— BEGIN Supplied information —

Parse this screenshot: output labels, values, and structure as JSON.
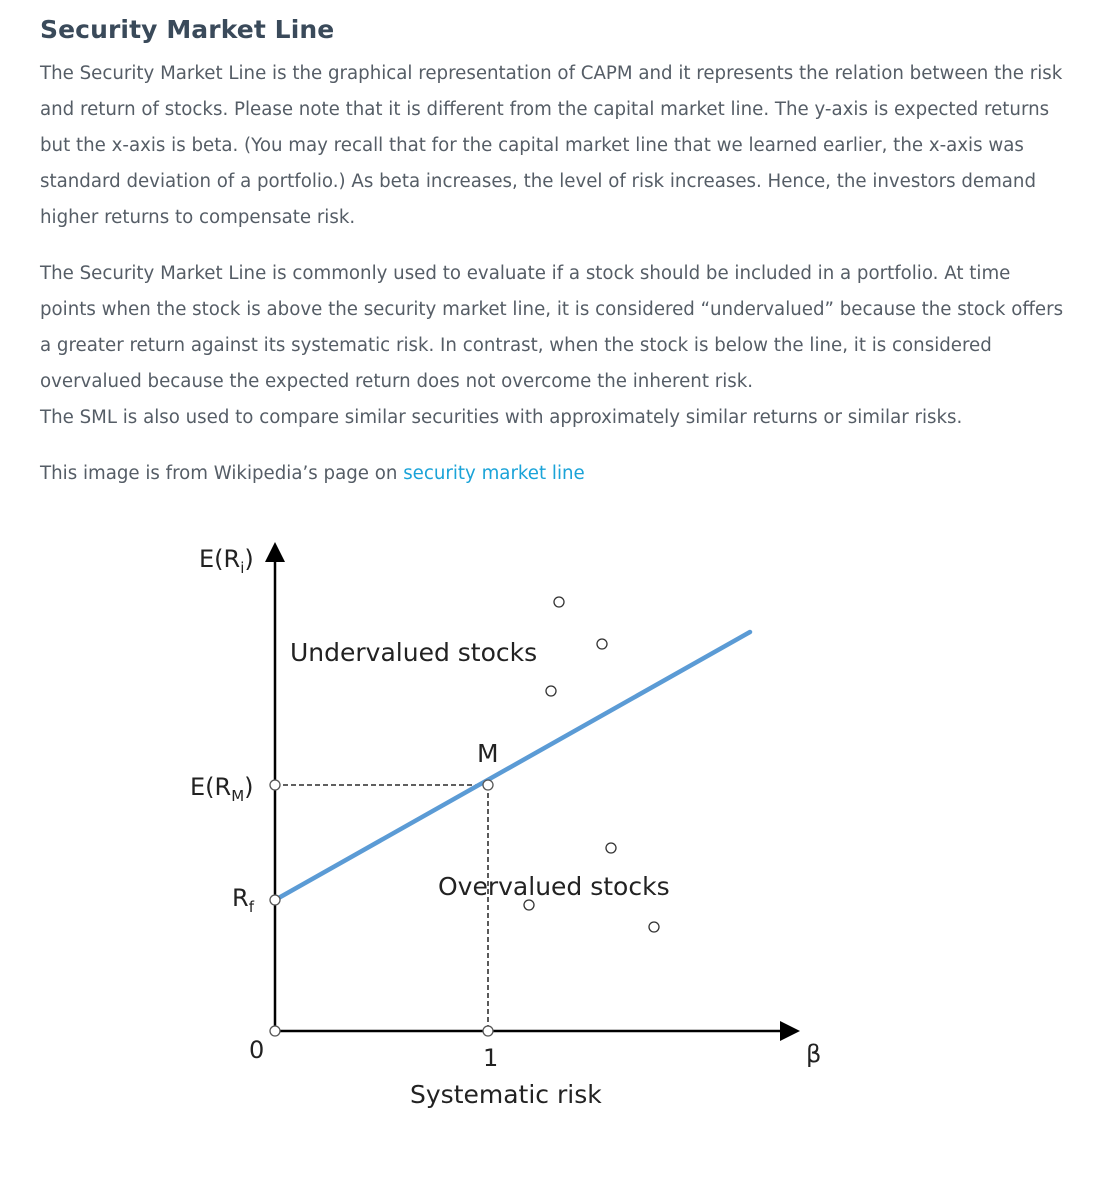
{
  "article": {
    "title": "Security Market Line",
    "paragraph1": "The Security Market Line is the graphical representation of CAPM and it represents the relation between the risk and return of stocks. Please note that it is different from the capital market line. The y-axis is expected returns but the x-axis is beta. (You may recall that for the capital market line that we learned earlier, the x-axis was standard deviation of a portfolio.) As beta increases, the level of risk increases. Hence, the investors demand higher returns to compensate risk.",
    "paragraph2_line1": "The Security Market Line is commonly used to evaluate if a stock should be included in a portfolio. At time points when the stock is above the security market line, it is considered “undervalued” because the stock offers a greater return against its systematic risk. In contrast, when the stock is below the line, it is considered overvalued because the expected return does not overcome the inherent risk.",
    "paragraph2_line2": "The SML is also used to compare similar securities with approximately similar returns or similar risks.",
    "source_prefix": "This image is from Wikipedia’s page on ",
    "source_link": "security market line"
  },
  "figure": {
    "y_label_main": "E(R",
    "y_label_sub": "i",
    "y_label_end": ")",
    "erm_main": "E(R",
    "erm_sub": "M",
    "erm_end": ")",
    "rf_main": "R",
    "rf_sub": "f",
    "origin_label": "0",
    "beta_one_label": "1",
    "beta_label": "β",
    "x_axis_title": "Systematic risk",
    "undervalued_label": "Undervalued stocks",
    "overvalued_label": "Overvalued stocks",
    "market_label": "M",
    "line_color": "#5b9bd5"
  }
}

— END Supplied information —

Each line holding "used" must be found and copied.

Task result =
    "paragraph2_line1": "The Security Market Line is commonly used to evaluate if a stock should be included in a portfolio. At time points when the stock is above the security market line, it is considered “undervalued” because the stock offers a greater return against its systematic risk. In contrast, when the stock is below the line, it is considered overvalued because the expected return does not overcome the inherent risk.",
    "paragraph2_line2": "The SML is also used to compare similar securities with approximately similar returns or similar risks.",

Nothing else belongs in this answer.